Brief =
Please retype the data in full and exactly; the pictures are not part of the copy.

Stored data =
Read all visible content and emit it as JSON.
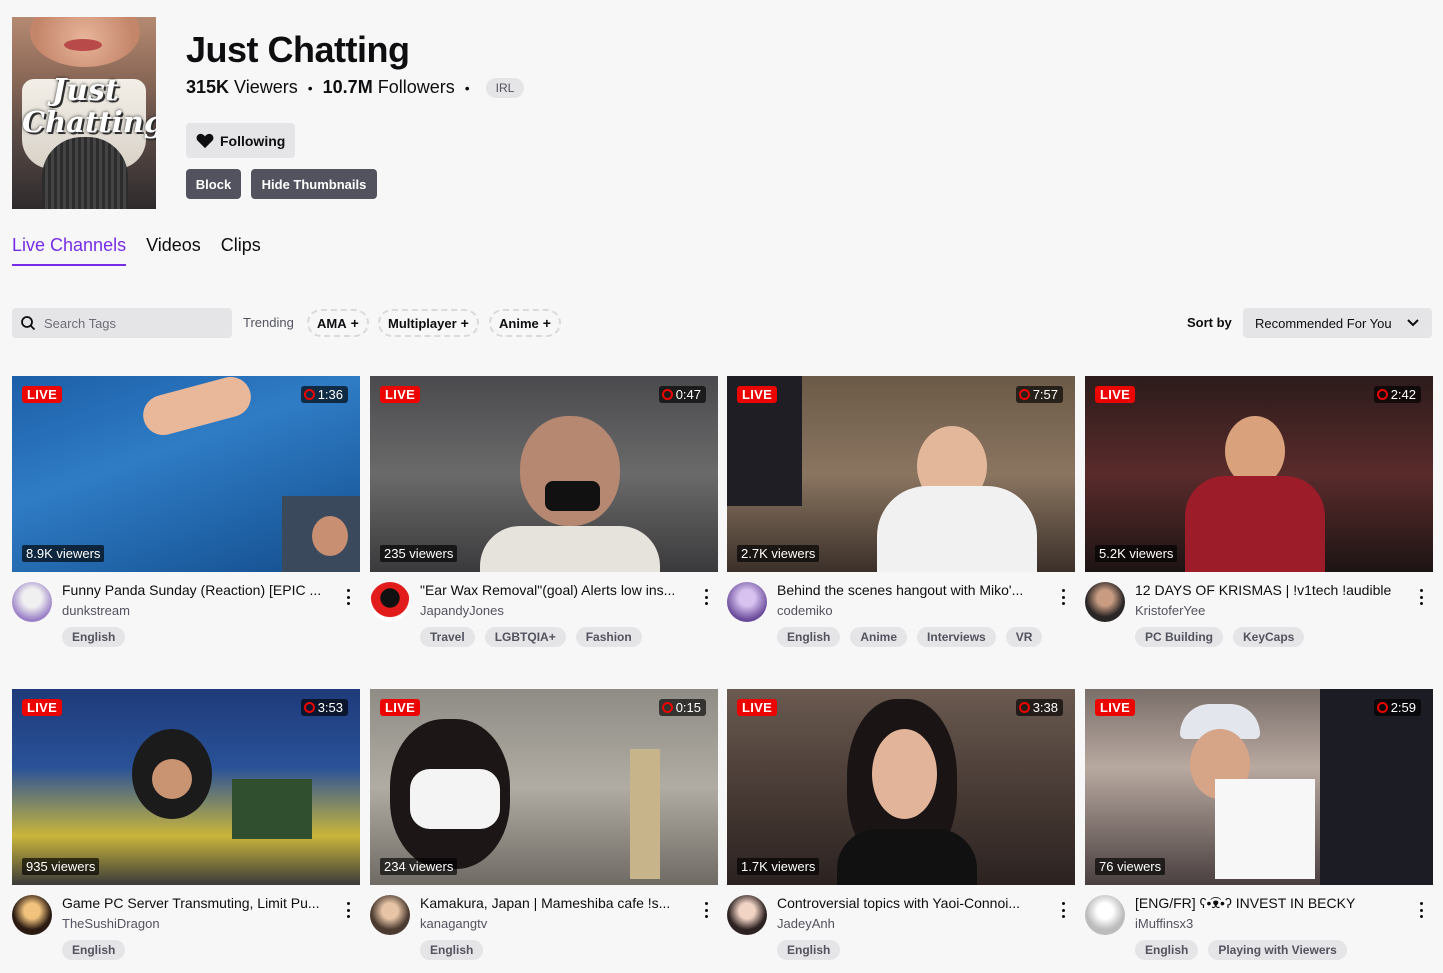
{
  "category": {
    "title": "Just Chatting",
    "viewers_count": "315K",
    "viewers_label": "Viewers",
    "followers_count": "10.7M",
    "followers_label": "Followers",
    "tag": "IRL",
    "boxart_text_line1": "Just",
    "boxart_text_line2": "Chatting"
  },
  "actions": {
    "following_label": "Following",
    "block_label": "Block",
    "hide_thumbnails_label": "Hide Thumbnails"
  },
  "tabs": [
    {
      "label": "Live Channels",
      "active": true
    },
    {
      "label": "Videos",
      "active": false
    },
    {
      "label": "Clips",
      "active": false
    }
  ],
  "filters": {
    "search_placeholder": "Search Tags",
    "trending_label": "Trending",
    "trending_tags": [
      "AMA",
      "Multiplayer",
      "Anime"
    ],
    "sort_label": "Sort by",
    "sort_value": "Recommended For You"
  },
  "colors": {
    "accent": "#772ce8",
    "live_red": "#eb0400",
    "background": "#f7f7f8"
  },
  "streams": [
    {
      "live": "LIVE",
      "uptime": "1:36",
      "viewers": "8.9K viewers",
      "title": "Funny Panda Sunday (Reaction) [EPIC ...",
      "channel": "dunkstream",
      "tags": [
        "English"
      ]
    },
    {
      "live": "LIVE",
      "uptime": "0:47",
      "viewers": "235 viewers",
      "title": "\"Ear Wax Removal\"(goal) Alerts low ins...",
      "channel": "JapandyJones",
      "tags": [
        "Travel",
        "LGBTQIA+",
        "Fashion"
      ]
    },
    {
      "live": "LIVE",
      "uptime": "7:57",
      "viewers": "2.7K viewers",
      "title": "Behind the scenes hangout with Miko'...",
      "channel": "codemiko",
      "tags": [
        "English",
        "Anime",
        "Interviews",
        "VR"
      ]
    },
    {
      "live": "LIVE",
      "uptime": "2:42",
      "viewers": "5.2K viewers",
      "title": "12 DAYS OF KRISMAS | !v1tech !audible",
      "channel": "KristoferYee",
      "tags": [
        "PC Building",
        "KeyCaps"
      ]
    },
    {
      "live": "LIVE",
      "uptime": "3:53",
      "viewers": "935 viewers",
      "title": "Game PC Server Transmuting, Limit Pu...",
      "channel": "TheSushiDragon",
      "tags": [
        "English"
      ]
    },
    {
      "live": "LIVE",
      "uptime": "0:15",
      "viewers": "234 viewers",
      "title": "Kamakura, Japan | Mameshiba cafe !s...",
      "channel": "kanagangtv",
      "tags": [
        "English"
      ]
    },
    {
      "live": "LIVE",
      "uptime": "3:38",
      "viewers": "1.7K viewers",
      "title": "Controversial topics with Yaoi-Connoi...",
      "channel": "JadeyAnh",
      "tags": [
        "English"
      ]
    },
    {
      "live": "LIVE",
      "uptime": "2:59",
      "viewers": "76 viewers",
      "title": "[ENG/FR] ʕ•͡ᴥ•ʔ INVEST IN BECKY",
      "channel": "iMuffinsx3",
      "tags": [
        "English",
        "Playing with Viewers"
      ]
    }
  ]
}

Response =
Read all visible content and emit it as JSON.
{
  "category": {
    "title": "Just Chatting",
    "viewers_count": "315K",
    "viewers_label": "Viewers",
    "followers_count": "10.7M",
    "followers_label": "Followers",
    "tag": "IRL",
    "boxart_text_line1": "Just",
    "boxart_text_line2": "Chatting"
  },
  "actions": {
    "following_label": "Following",
    "block_label": "Block",
    "hide_thumbnails_label": "Hide Thumbnails"
  },
  "tabs": [
    {
      "label": "Live Channels",
      "active": true
    },
    {
      "label": "Videos",
      "active": false
    },
    {
      "label": "Clips",
      "active": false
    }
  ],
  "filters": {
    "search_placeholder": "Search Tags",
    "trending_label": "Trending",
    "trending_tags": [
      "AMA",
      "Multiplayer",
      "Anime"
    ],
    "sort_label": "Sort by",
    "sort_value": "Recommended For You"
  },
  "colors": {
    "accent": "#772ce8",
    "live_red": "#eb0400",
    "background": "#f7f7f8"
  },
  "streams": [
    {
      "live": "LIVE",
      "uptime": "1:36",
      "viewers": "8.9K viewers",
      "title": "Funny Panda Sunday (Reaction) [EPIC ...",
      "channel": "dunkstream",
      "tags": [
        "English"
      ]
    },
    {
      "live": "LIVE",
      "uptime": "0:47",
      "viewers": "235 viewers",
      "title": "\"Ear Wax Removal\"(goal) Alerts low ins...",
      "channel": "JapandyJones",
      "tags": [
        "Travel",
        "LGBTQIA+",
        "Fashion"
      ]
    },
    {
      "live": "LIVE",
      "uptime": "7:57",
      "viewers": "2.7K viewers",
      "title": "Behind the scenes hangout with Miko'...",
      "channel": "codemiko",
      "tags": [
        "English",
        "Anime",
        "Interviews",
        "VR"
      ]
    },
    {
      "live": "LIVE",
      "uptime": "2:42",
      "viewers": "5.2K viewers",
      "title": "12 DAYS OF KRISMAS | !v1tech !audible",
      "channel": "KristoferYee",
      "tags": [
        "PC Building",
        "KeyCaps"
      ]
    },
    {
      "live": "LIVE",
      "uptime": "3:53",
      "viewers": "935 viewers",
      "title": "Game PC Server Transmuting, Limit Pu...",
      "channel": "TheSushiDragon",
      "tags": [
        "English"
      ]
    },
    {
      "live": "LIVE",
      "uptime": "0:15",
      "viewers": "234 viewers",
      "title": "Kamakura, Japan | Mameshiba cafe !s...",
      "channel": "kanagangtv",
      "tags": [
        "English"
      ]
    },
    {
      "live": "LIVE",
      "uptime": "3:38",
      "viewers": "1.7K viewers",
      "title": "Controversial topics with Yaoi-Connoi...",
      "channel": "JadeyAnh",
      "tags": [
        "English"
      ]
    },
    {
      "live": "LIVE",
      "uptime": "2:59",
      "viewers": "76 viewers",
      "title": "[ENG/FR] ʕ•͡ᴥ•ʔ INVEST IN BECKY",
      "channel": "iMuffinsx3",
      "tags": [
        "English",
        "Playing with Viewers"
      ]
    }
  ]
}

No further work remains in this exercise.